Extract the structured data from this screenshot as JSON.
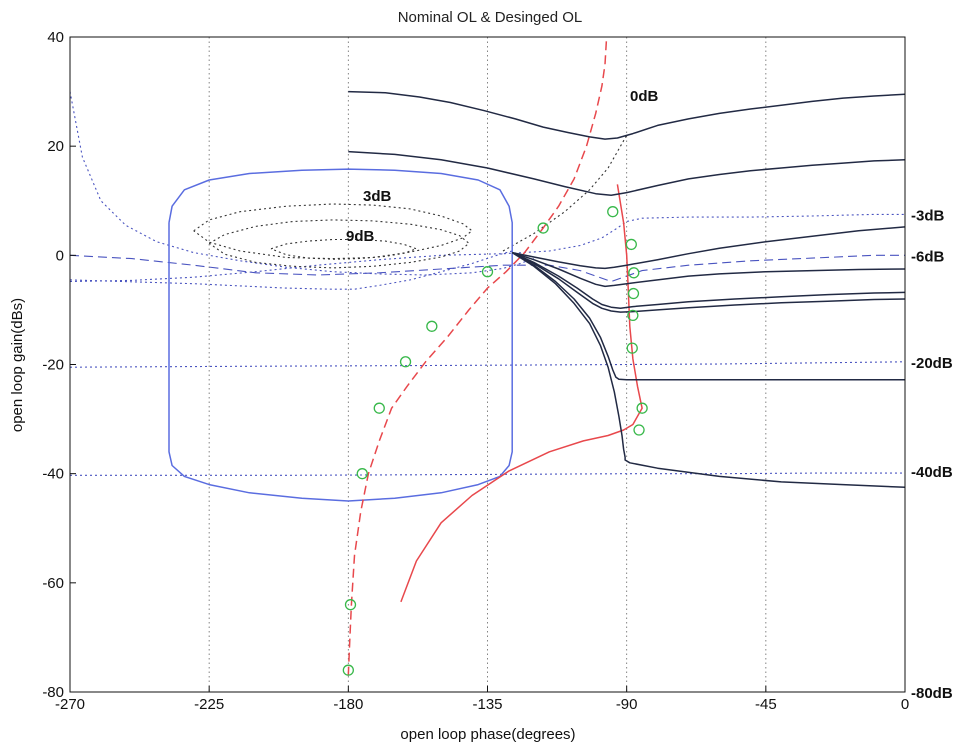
{
  "chart_data": {
    "type": "line",
    "title": "Nominal OL & Desinged OL",
    "xlabel": "open loop phase(degrees)",
    "ylabel": "open loop gain(dBs)",
    "xlim": [
      -270,
      0
    ],
    "ylim": [
      -80,
      40
    ],
    "xticks": [
      -270,
      -225,
      -180,
      -135,
      -90,
      -45,
      0
    ],
    "yticks": [
      -80,
      -60,
      -40,
      -20,
      0,
      20,
      40
    ],
    "grid": true,
    "nichols_labels": {
      "closed_loop_magnitude": [
        "0dB",
        "3dB",
        "9dB"
      ],
      "closed_loop_right_edge": [
        {
          "text": "-3dB",
          "y": 7.5
        },
        {
          "text": "-6dB",
          "y": 0
        },
        {
          "text": "-20dB",
          "y": -19.5
        },
        {
          "text": "-40dB",
          "y": -39.5
        },
        {
          "text": "-80dB",
          "y": -80
        }
      ]
    },
    "series": [
      {
        "color": "#5a6de0",
        "x": [
          -238,
          -237,
          -233,
          -225,
          -212,
          -195,
          -180,
          -165,
          -150,
          -138,
          -131,
          -128,
          -127,
          -127,
          -128,
          -131,
          -138,
          -150,
          -165,
          -180,
          -195,
          -212,
          -225,
          -233,
          -237,
          -238,
          -238
        ],
        "y": [
          6,
          9,
          12,
          13.8,
          15,
          15.6,
          15.8,
          15.6,
          15,
          13.8,
          12,
          9,
          6,
          -36,
          -38.5,
          -40.5,
          -42,
          -43.5,
          -44.5,
          -45,
          -44.5,
          -43.5,
          -42,
          -40.5,
          -38.5,
          -36,
          6
        ]
      },
      {
        "style": "dashed",
        "color": "#e8484c",
        "x": [
          -180,
          -179.5,
          -179,
          -178,
          -176,
          -173.5,
          -170,
          -166,
          -161,
          -155,
          -148,
          -141,
          -135,
          -129,
          -123,
          -117,
          -112,
          -107,
          -103,
          -100,
          -98,
          -97,
          -96.5
        ],
        "y": [
          -77,
          -70,
          -64,
          -55,
          -47,
          -40,
          -34,
          -28,
          -24,
          -19.5,
          -15,
          -10,
          -6,
          -3,
          0.5,
          5,
          9,
          14,
          20,
          26,
          31,
          35,
          40
        ]
      },
      {
        "color": "#e8484c",
        "x": [
          -163,
          -158,
          -150,
          -140,
          -128,
          -115,
          -104,
          -96,
          -91,
          -88,
          -86,
          -85,
          -86.5,
          -88,
          -89,
          -89.5,
          -90,
          -91,
          -93
        ],
        "y": [
          -63.5,
          -56,
          -49,
          -44,
          -39.5,
          -36,
          -34,
          -33,
          -32,
          -31,
          -29,
          -28,
          -24,
          -19,
          -13,
          -6,
          0,
          6,
          13
        ]
      },
      {
        "color": "#222a44",
        "x": [
          -180,
          -168,
          -157,
          -147,
          -136,
          -126,
          -117,
          -109,
          -102,
          -97,
          -93,
          -88,
          -80,
          -70,
          -60,
          -50,
          -40,
          -30,
          -20,
          -10,
          0
        ],
        "y": [
          30,
          29.8,
          29,
          28,
          26.5,
          25,
          23.5,
          22.5,
          21.7,
          21.3,
          21.5,
          22.3,
          23.8,
          25,
          26,
          26.8,
          27.5,
          28.2,
          28.8,
          29.2,
          29.5
        ]
      },
      {
        "color": "#222a44",
        "x": [
          -180,
          -165,
          -150,
          -135,
          -120,
          -110,
          -100,
          -95,
          -90,
          -80,
          -70,
          -60,
          -50,
          -40,
          -30,
          -20,
          -10,
          0
        ],
        "y": [
          19,
          18.5,
          17.5,
          16,
          14,
          12.6,
          11.3,
          11,
          11.5,
          12.8,
          14,
          14.8,
          15.5,
          16,
          16.5,
          16.9,
          17.3,
          17.5
        ]
      },
      {
        "color": "#222a44",
        "x": [
          -127,
          -120,
          -112,
          -105,
          -100,
          -97,
          -94,
          -90,
          -80,
          -70,
          -60,
          -45,
          -30,
          -15,
          0
        ],
        "y": [
          0.5,
          -0.3,
          -1.2,
          -1.9,
          -2.3,
          -2.4,
          -2.2,
          -1.8,
          -0.8,
          0.3,
          1.3,
          2.5,
          3.5,
          4.5,
          5.2
        ]
      },
      {
        "color": "#222a44",
        "x": [
          -127,
          -120,
          -112,
          -105,
          -100,
          -97,
          -94,
          -90,
          -80,
          -70,
          -60,
          -45,
          -30,
          -15,
          0
        ],
        "y": [
          0.5,
          -0.8,
          -2.5,
          -4.2,
          -5.3,
          -5.7,
          -5.5,
          -5.2,
          -4.5,
          -3.8,
          -3.4,
          -3,
          -2.8,
          -2.6,
          -2.5
        ]
      },
      {
        "color": "#222a44",
        "x": [
          -127,
          -120,
          -112,
          -106,
          -101,
          -98,
          -95,
          -92,
          -88,
          -80,
          -70,
          -55,
          -40,
          -25,
          -10,
          0
        ],
        "y": [
          0.5,
          -1.3,
          -3.8,
          -6,
          -8,
          -9,
          -9.5,
          -9.7,
          -9.4,
          -9,
          -8.5,
          -8,
          -7.6,
          -7.2,
          -6.9,
          -6.8
        ]
      },
      {
        "color": "#222a44",
        "x": [
          -127,
          -120,
          -112,
          -106,
          -101,
          -98,
          -95,
          -92,
          -88,
          -80,
          -70,
          -55,
          -40,
          -25,
          -10,
          0
        ],
        "y": [
          0.5,
          -1.5,
          -4.3,
          -6.8,
          -8.8,
          -9.7,
          -10.2,
          -10.4,
          -10.3,
          -10,
          -9.6,
          -9.1,
          -8.7,
          -8.4,
          -8.1,
          -8
        ]
      },
      {
        "color": "#222a44",
        "x": [
          -127,
          -120,
          -113,
          -107,
          -102,
          -98.5,
          -96,
          -94.5,
          -93.5,
          -92.5,
          -90,
          -80,
          -60,
          -40,
          -20,
          0
        ],
        "y": [
          0.5,
          -1.8,
          -4.8,
          -8,
          -11.5,
          -15,
          -18.5,
          -21,
          -22.3,
          -22.7,
          -22.8,
          -22.8,
          -22.8,
          -22.8,
          -22.8,
          -22.8
        ]
      },
      {
        "color": "#222a44",
        "x": [
          -127,
          -120,
          -113,
          -107,
          -102,
          -98.5,
          -96,
          -94,
          -92.5,
          -91.5,
          -91,
          -90.5,
          -90.5,
          -89,
          -80,
          -60,
          -40,
          -20,
          0
        ],
        "y": [
          0.5,
          -2,
          -5.2,
          -8.8,
          -12.5,
          -16.5,
          -20.5,
          -25,
          -29.5,
          -33,
          -35.5,
          -37,
          -37.5,
          -38,
          -39,
          -40.5,
          -41.5,
          -42,
          -42.5
        ]
      }
    ],
    "markers": {
      "shape": "circle",
      "color": "#38b84a",
      "points": [
        [
          -180,
          -76
        ],
        [
          -179.3,
          -64
        ],
        [
          -175.5,
          -40
        ],
        [
          -170,
          -28
        ],
        [
          -161.5,
          -19.5
        ],
        [
          -153,
          -13
        ],
        [
          -135,
          -3
        ],
        [
          -117,
          5
        ],
        [
          -94.5,
          8
        ],
        [
          -88.5,
          2
        ],
        [
          -87.7,
          -3.2
        ],
        [
          -87.8,
          -7
        ],
        [
          -88,
          -11
        ],
        [
          -88.2,
          -17
        ],
        [
          -85,
          -28
        ],
        [
          -86,
          -32
        ]
      ]
    },
    "grid_contours": [
      {
        "style": "dotted",
        "color": "#4a54c0",
        "x": [
          -270,
          -250,
          -230,
          -210,
          -190,
          -170,
          -150,
          -130,
          -115,
          -105,
          -98,
          -93,
          -90,
          -85,
          -70,
          -50,
          -30,
          -10,
          0
        ],
        "y": [
          -4.8,
          -4.6,
          -4,
          -3,
          -1.8,
          -0.8,
          0,
          0.3,
          0.8,
          1.8,
          3.2,
          5,
          6.2,
          6.8,
          7,
          7,
          7.2,
          7.5,
          7.5
        ]
      },
      {
        "style": "dashed",
        "color": "#4a54c0",
        "x": [
          -270,
          -250,
          -230,
          -210,
          -190,
          -170,
          -150,
          -130,
          -115,
          -105,
          -95,
          -85,
          -70,
          -50,
          -30,
          -10,
          0
        ],
        "y": [
          0,
          -0.6,
          -1.8,
          -3.2,
          -3.6,
          -3.2,
          -2.5,
          -1.8,
          -1.8,
          -2.8,
          -4.8,
          -2.8,
          -1.8,
          -1,
          -0.5,
          0,
          0
        ]
      },
      {
        "style": "dotted",
        "color": "#4a54c0",
        "x": [
          -270,
          -230,
          -200,
          -185,
          -178,
          -170,
          -160,
          -150,
          -140,
          -132,
          -127
        ],
        "y": [
          -4.5,
          -5.2,
          -6,
          -6.2,
          -6.2,
          -5.5,
          -4.5,
          -3,
          -1.5,
          0,
          0.8
        ]
      },
      {
        "style": "dotted",
        "color": "#4a54c0",
        "x": [
          -270,
          -240,
          -200,
          -160,
          -120,
          -90,
          -60,
          -30,
          0
        ],
        "y": [
          -20.5,
          -20.4,
          -20.3,
          -20.2,
          -20.1,
          -20,
          -19.9,
          -19.7,
          -19.5
        ]
      },
      {
        "style": "dotted",
        "color": "#4a54c0",
        "x": [
          -270,
          -240,
          -200,
          -160,
          -120,
          -90,
          -60,
          -30,
          0
        ],
        "y": [
          -40.3,
          -40.3,
          -40.3,
          -40.2,
          -40.1,
          -40,
          -40,
          -39.9,
          -39.9
        ]
      },
      {
        "style": "dotted",
        "color": "#4a54c0",
        "x": [
          -270,
          -266,
          -260,
          -252,
          -242,
          -230,
          -215,
          -200,
          -185,
          -170,
          -155,
          -140,
          -130,
          -125,
          -120
        ],
        "y": [
          30,
          18,
          10,
          5.5,
          2.5,
          0.5,
          -1,
          -2.2,
          -3,
          -3.4,
          -3.6,
          -3.2,
          -2.4,
          -1.6,
          -0.6
        ]
      },
      {
        "style": "dotted",
        "color": "#333",
        "x": [
          -230,
          -225,
          -215,
          -200,
          -185,
          -172,
          -160,
          -150,
          -143,
          -140,
          -143,
          -150,
          -160,
          -172,
          -185,
          -200,
          -215,
          -225,
          -230
        ],
        "y": [
          4.5,
          6.5,
          8,
          9,
          9.4,
          9.2,
          8.5,
          7.2,
          5.8,
          4.5,
          3.2,
          1.8,
          0.6,
          -0.4,
          -0.6,
          -0.4,
          0.8,
          2.4,
          4.5
        ]
      },
      {
        "style": "dotted",
        "color": "#333",
        "x": [
          -225,
          -220,
          -210,
          -198,
          -185,
          -172,
          -160,
          -150,
          -144,
          -141,
          -144,
          -150,
          -160,
          -172,
          -185,
          -198,
          -210,
          -220,
          -225
        ],
        "y": [
          2.2,
          3.8,
          5.3,
          6.2,
          6.5,
          6.3,
          5.7,
          4.7,
          3.6,
          2.2,
          0.8,
          -0.3,
          -1.3,
          -2,
          -2.3,
          -2,
          -1.3,
          0.2,
          2.2
        ]
      },
      {
        "style": "dotted",
        "color": "#333",
        "x": [
          -205,
          -200,
          -193,
          -185,
          -177,
          -168,
          -162,
          -158,
          -162,
          -168,
          -177,
          -185,
          -193,
          -200,
          -205
        ],
        "y": [
          1.2,
          2.1,
          2.6,
          2.9,
          2.9,
          2.6,
          2,
          1.2,
          0.4,
          -0.2,
          -0.6,
          -0.7,
          -0.5,
          0.1,
          1.2
        ]
      },
      {
        "style": "dotted",
        "color": "#333",
        "x": [
          -130,
          -120,
          -110,
          -102,
          -96,
          -92,
          -90
        ],
        "y": [
          0.8,
          4,
          8,
          12,
          16,
          20,
          22
        ]
      }
    ]
  }
}
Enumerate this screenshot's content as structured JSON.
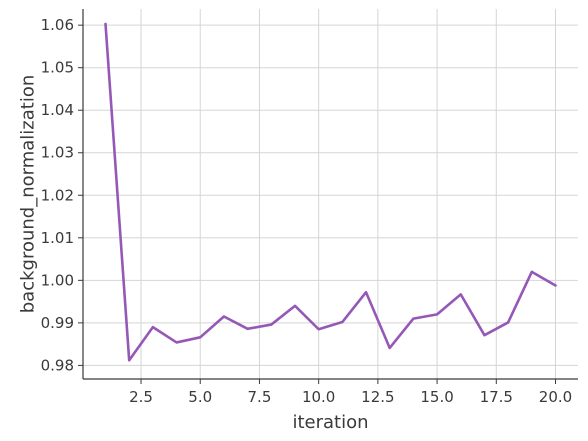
{
  "chart_data": {
    "type": "line",
    "title": "",
    "xlabel": "iteration",
    "ylabel": "background_normalization",
    "xlim": [
      0.05,
      20.95
    ],
    "ylim": [
      0.9768,
      1.0638
    ],
    "xticks": [
      2.5,
      5.0,
      7.5,
      10.0,
      12.5,
      15.0,
      17.5,
      20.0
    ],
    "xtick_labels": [
      "2.5",
      "5.0",
      "7.5",
      "10.0",
      "12.5",
      "15.0",
      "17.5",
      "20.0"
    ],
    "yticks": [
      0.98,
      0.99,
      1.0,
      1.01,
      1.02,
      1.03,
      1.04,
      1.05,
      1.06
    ],
    "ytick_labels": [
      "0.98",
      "0.99",
      "1.00",
      "1.01",
      "1.02",
      "1.03",
      "1.04",
      "1.05",
      "1.06"
    ],
    "grid": true,
    "series": [
      {
        "color": "#9558b7",
        "x": [
          1,
          2,
          3,
          4,
          5,
          6,
          7,
          8,
          9,
          10,
          11,
          12,
          13,
          14,
          15,
          16,
          17,
          18,
          19,
          20
        ],
        "values": [
          1.0603,
          0.9812,
          0.989,
          0.9854,
          0.9866,
          0.9915,
          0.9886,
          0.9896,
          0.994,
          0.9885,
          0.9902,
          0.9972,
          0.9841,
          0.991,
          0.992,
          0.9967,
          0.9871,
          0.9901,
          1.002,
          0.9988
        ]
      }
    ]
  }
}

= = = = =

- **Goal**:
Look for the word "structured" in every line of the listing and copy the lines that have it.

- **Written response**:
Extract the structured data from this screenshot as JSON.
Enumerate this screenshot's content as structured JSON.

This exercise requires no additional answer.